**EXERCISE OBJECTIVE:** Review the material and extract every line in which the word "username" occurs.

(Dataset records)

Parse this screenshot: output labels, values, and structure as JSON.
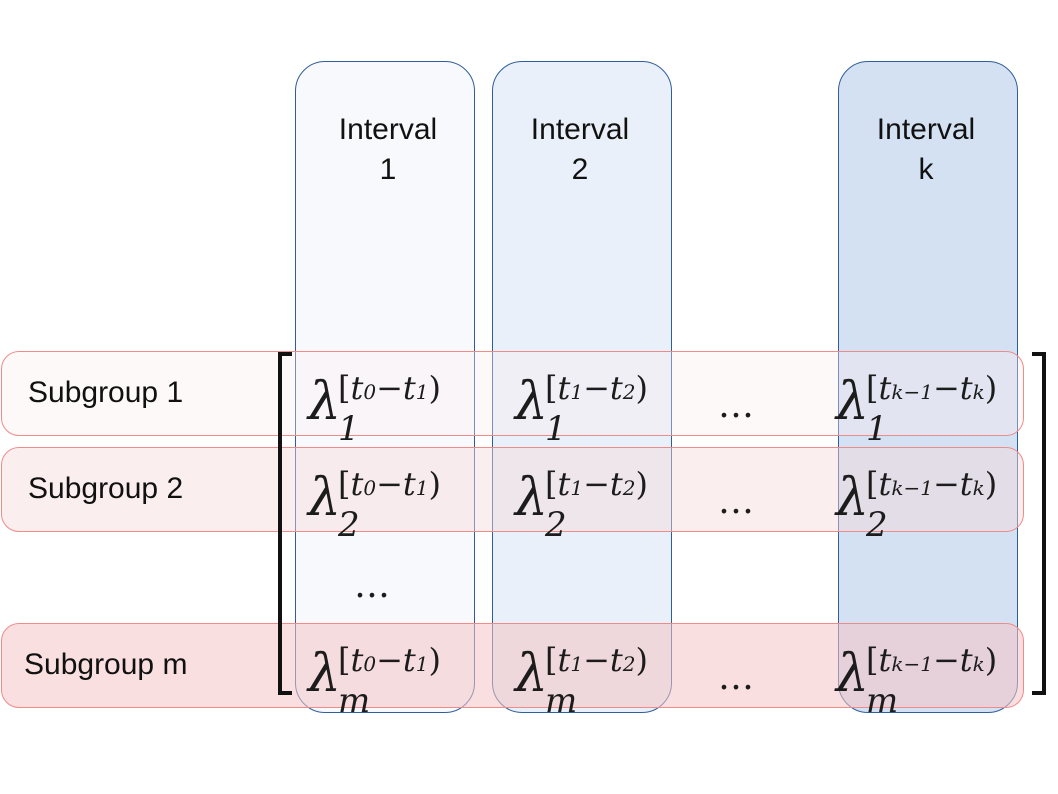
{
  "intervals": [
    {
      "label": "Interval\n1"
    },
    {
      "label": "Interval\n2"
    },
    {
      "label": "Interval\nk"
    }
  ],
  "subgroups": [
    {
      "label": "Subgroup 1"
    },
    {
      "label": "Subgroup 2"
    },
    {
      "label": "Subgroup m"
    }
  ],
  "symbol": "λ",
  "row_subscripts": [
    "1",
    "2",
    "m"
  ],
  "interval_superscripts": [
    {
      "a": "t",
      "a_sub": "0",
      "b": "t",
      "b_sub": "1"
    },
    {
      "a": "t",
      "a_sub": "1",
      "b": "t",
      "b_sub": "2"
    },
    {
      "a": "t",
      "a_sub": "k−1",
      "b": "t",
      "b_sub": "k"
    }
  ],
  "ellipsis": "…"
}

* * *

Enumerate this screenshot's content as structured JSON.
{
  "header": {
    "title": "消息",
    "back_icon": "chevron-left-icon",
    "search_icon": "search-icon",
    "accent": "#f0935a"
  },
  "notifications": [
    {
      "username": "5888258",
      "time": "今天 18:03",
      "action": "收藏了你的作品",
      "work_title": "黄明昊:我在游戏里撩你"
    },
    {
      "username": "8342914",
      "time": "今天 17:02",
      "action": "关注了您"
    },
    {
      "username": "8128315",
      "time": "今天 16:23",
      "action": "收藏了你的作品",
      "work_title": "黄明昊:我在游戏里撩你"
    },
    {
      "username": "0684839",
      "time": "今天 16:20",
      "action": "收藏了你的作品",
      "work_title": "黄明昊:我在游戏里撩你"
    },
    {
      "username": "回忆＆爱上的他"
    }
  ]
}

**RESULT FOR THIS TASK:**
      "username": "5888258",
      "username": "8342914",
      "username": "8128315",
      "username": "0684839",
      "username": "回忆＆爱上的他"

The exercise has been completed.